**PROBLEM DETAILS:** Copy out every line exactly as given.

**DATA FOR PROCESSING:**
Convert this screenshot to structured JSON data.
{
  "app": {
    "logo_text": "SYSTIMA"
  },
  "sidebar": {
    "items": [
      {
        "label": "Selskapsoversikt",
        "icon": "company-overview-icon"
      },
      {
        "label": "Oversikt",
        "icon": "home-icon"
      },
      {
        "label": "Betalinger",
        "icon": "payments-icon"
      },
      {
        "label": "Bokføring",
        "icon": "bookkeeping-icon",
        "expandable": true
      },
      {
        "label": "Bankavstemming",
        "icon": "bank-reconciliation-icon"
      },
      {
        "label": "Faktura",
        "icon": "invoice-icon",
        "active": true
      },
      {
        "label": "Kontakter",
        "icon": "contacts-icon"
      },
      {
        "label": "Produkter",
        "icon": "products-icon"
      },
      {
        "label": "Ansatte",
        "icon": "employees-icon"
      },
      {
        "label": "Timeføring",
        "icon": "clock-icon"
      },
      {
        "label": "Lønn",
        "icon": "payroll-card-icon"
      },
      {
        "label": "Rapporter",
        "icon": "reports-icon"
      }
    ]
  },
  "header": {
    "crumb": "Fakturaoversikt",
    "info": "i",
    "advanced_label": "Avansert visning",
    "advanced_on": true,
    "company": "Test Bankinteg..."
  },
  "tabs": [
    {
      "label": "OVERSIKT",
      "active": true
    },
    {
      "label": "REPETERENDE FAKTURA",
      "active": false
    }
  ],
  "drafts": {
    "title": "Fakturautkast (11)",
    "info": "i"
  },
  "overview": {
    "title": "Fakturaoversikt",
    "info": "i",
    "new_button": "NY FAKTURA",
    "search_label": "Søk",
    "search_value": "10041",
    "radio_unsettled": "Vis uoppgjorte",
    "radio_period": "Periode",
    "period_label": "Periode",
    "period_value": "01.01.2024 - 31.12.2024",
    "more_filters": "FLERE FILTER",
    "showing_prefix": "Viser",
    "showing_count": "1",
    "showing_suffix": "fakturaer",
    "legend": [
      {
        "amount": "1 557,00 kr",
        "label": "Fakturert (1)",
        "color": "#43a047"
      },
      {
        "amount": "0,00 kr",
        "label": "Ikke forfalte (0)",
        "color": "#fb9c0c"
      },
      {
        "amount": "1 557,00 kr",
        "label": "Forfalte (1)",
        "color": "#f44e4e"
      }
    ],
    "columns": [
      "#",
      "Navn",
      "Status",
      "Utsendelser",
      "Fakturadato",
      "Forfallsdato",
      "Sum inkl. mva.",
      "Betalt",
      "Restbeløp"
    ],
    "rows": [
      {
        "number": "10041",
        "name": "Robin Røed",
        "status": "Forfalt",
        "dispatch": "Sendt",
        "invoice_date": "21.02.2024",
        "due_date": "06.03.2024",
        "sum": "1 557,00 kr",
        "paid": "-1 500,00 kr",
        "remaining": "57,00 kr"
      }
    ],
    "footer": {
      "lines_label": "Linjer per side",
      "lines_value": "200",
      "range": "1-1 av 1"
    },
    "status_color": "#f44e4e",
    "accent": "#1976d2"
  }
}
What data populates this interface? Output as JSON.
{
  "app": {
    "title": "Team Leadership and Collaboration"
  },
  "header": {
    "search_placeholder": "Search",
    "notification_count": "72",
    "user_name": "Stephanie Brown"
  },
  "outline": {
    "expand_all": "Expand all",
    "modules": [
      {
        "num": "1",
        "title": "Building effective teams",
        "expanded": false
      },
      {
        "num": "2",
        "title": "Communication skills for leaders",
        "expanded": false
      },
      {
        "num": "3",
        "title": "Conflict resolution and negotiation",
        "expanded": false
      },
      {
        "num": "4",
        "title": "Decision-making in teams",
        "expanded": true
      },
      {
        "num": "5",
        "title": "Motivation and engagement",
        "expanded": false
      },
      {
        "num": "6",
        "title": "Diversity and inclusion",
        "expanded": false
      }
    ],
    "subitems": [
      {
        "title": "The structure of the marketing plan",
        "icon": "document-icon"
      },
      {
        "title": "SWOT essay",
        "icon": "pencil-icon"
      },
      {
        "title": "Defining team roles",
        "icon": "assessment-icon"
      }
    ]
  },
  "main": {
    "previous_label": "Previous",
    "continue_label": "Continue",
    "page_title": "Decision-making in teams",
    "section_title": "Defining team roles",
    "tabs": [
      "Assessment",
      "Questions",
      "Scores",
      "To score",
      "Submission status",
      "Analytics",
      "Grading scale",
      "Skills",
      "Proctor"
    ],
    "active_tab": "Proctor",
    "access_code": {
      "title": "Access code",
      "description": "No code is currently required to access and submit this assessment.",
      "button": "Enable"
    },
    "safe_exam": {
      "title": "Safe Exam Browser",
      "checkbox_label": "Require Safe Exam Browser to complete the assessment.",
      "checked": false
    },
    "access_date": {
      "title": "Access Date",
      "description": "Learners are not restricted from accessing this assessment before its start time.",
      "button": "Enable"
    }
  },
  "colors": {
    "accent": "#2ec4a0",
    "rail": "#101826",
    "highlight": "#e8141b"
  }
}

**ANSWER TO THE TASK:**
Convert this screenshot to structured JSON data.
{
  "app": {
    "logo_text": "SYSTIMA"
  },
  "sidebar": {
    "items": [
      {
        "label": "Selskapsoversikt",
        "icon": "company-overview-icon"
      },
      {
        "label": "Oversikt",
        "icon": "home-icon"
      },
      {
        "label": "Betalinger",
        "icon": "payments-icon"
      },
      {
        "label": "Bokføring",
        "icon": "bookkeeping-icon",
        "expandable": true
      },
      {
        "label": "Bankavstemming",
        "icon": "bank-reconciliation-icon"
      },
      {
        "label": "Faktura",
        "icon": "invoice-icon",
        "active": true
      },
      {
        "label": "Kontakter",
        "icon": "contacts-icon"
      },
      {
        "label": "Produkter",
        "icon": "products-icon"
      },
      {
        "label": "Ansatte",
        "icon": "employees-icon"
      },
      {
        "label": "Timeføring",
        "icon": "clock-icon"
      },
      {
        "label": "Lønn",
        "icon": "payroll-card-icon"
      },
      {
        "label": "Rapporter",
        "icon": "reports-icon"
      }
    ]
  },
  "header": {
    "crumb": "Fakturaoversikt",
    "info": "i",
    "advanced_label": "Avansert visning",
    "advanced_on": true,
    "company": "Test Bankinteg..."
  },
  "tabs": [
    {
      "label": "OVERSIKT",
      "active": true
    },
    {
      "label": "REPETERENDE FAKTURA",
      "active": false
    }
  ],
  "drafts": {
    "title": "Fakturautkast (11)",
    "info": "i"
  },
  "overview": {
    "title": "Fakturaoversikt",
    "info": "i",
    "new_button": "NY FAKTURA",
    "search_label": "Søk",
    "search_value": "10041",
    "radio_unsettled": "Vis uoppgjorte",
    "radio_period": "Periode",
    "period_label": "Periode",
    "period_value": "01.01.2024 - 31.12.2024",
    "more_filters": "FLERE FILTER",
    "showing_prefix": "Viser",
    "showing_count": "1",
    "showing_suffix": "fakturaer",
    "legend": [
      {
        "amount": "1 557,00 kr",
        "label": "Fakturert (1)",
        "color": "#43a047"
      },
      {
        "amount": "0,00 kr",
        "label": "Ikke forfalte (0)",
        "color": "#fb9c0c"
      },
      {
        "amount": "1 557,00 kr",
        "label": "Forfalte (1)",
        "color": "#f44e4e"
      }
    ],
    "columns": [
      "#",
      "Navn",
      "Status",
      "Utsendelser",
      "Fakturadato",
      "Forfallsdato",
      "Sum inkl. mva.",
      "Betalt",
      "Restbeløp"
    ],
    "rows": [
      {
        "number": "10041",
        "name": "Robin Røed",
        "status": "Forfalt",
        "dispatch": "Sendt",
        "invoice_date": "21.02.2024",
        "due_date": "06.03.2024",
        "sum": "1 557,00 kr",
        "paid": "-1 500,00 kr",
        "remaining": "57,00 kr"
      }
    ],
    "footer": {
      "lines_label": "Linjer per side",
      "lines_value": "200",
      "range": "1-1 av 1"
    },
    "status_color": "#f44e4e",
    "accent": "#1976d2"
  }
}
What data populates this interface? Output as JSON.
{
  "app": {
    "title": "Team Leadership and Collaboration"
  },
  "header": {
    "search_placeholder": "Search",
    "notification_count": "72",
    "user_name": "Stephanie Brown"
  },
  "outline": {
    "expand_all": "Expand all",
    "modules": [
      {
        "num": "1",
        "title": "Building effective teams",
        "expanded": false
      },
      {
        "num": "2",
        "title": "Communication skills for leaders",
        "expanded": false
      },
      {
        "num": "3",
        "title": "Conflict resolution and negotiation",
        "expanded": false
      },
      {
        "num": "4",
        "title": "Decision-making in teams",
        "expanded": true
      },
      {
        "num": "5",
        "title": "Motivation and engagement",
        "expanded": false
      },
      {
        "num": "6",
        "title": "Diversity and inclusion",
        "expanded": false
      }
    ],
    "subitems": [
      {
        "title": "The structure of the marketing plan",
        "icon": "document-icon"
      },
      {
        "title": "SWOT essay",
        "icon": "pencil-icon"
      },
      {
        "title": "Defining team roles",
        "icon": "assessment-icon"
      }
    ]
  },
  "main": {
    "previous_label": "Previous",
    "continue_label": "Continue",
    "page_title": "Decision-making in teams",
    "section_title": "Defining team roles",
    "tabs": [
      "Assessment",
      "Questions",
      "Scores",
      "To score",
      "Submission status",
      "Analytics",
      "Grading scale",
      "Skills",
      "Proctor"
    ],
    "active_tab": "Proctor",
    "access_code": {
      "title": "Access code",
      "description": "No code is currently required to access and submit this assessment.",
      "button": "Enable"
    },
    "safe_exam": {
      "title": "Safe Exam Browser",
      "checkbox_label": "Require Safe Exam Browser to complete the assessment.",
      "checked": false
    },
    "access_date": {
      "title": "Access Date",
      "description": "Learners are not restricted from accessing this assessment before its start time.",
      "button": "Enable"
    }
  },
  "colors": {
    "accent": "#2ec4a0",
    "rail": "#101826",
    "highlight": "#e8141b"
  }
}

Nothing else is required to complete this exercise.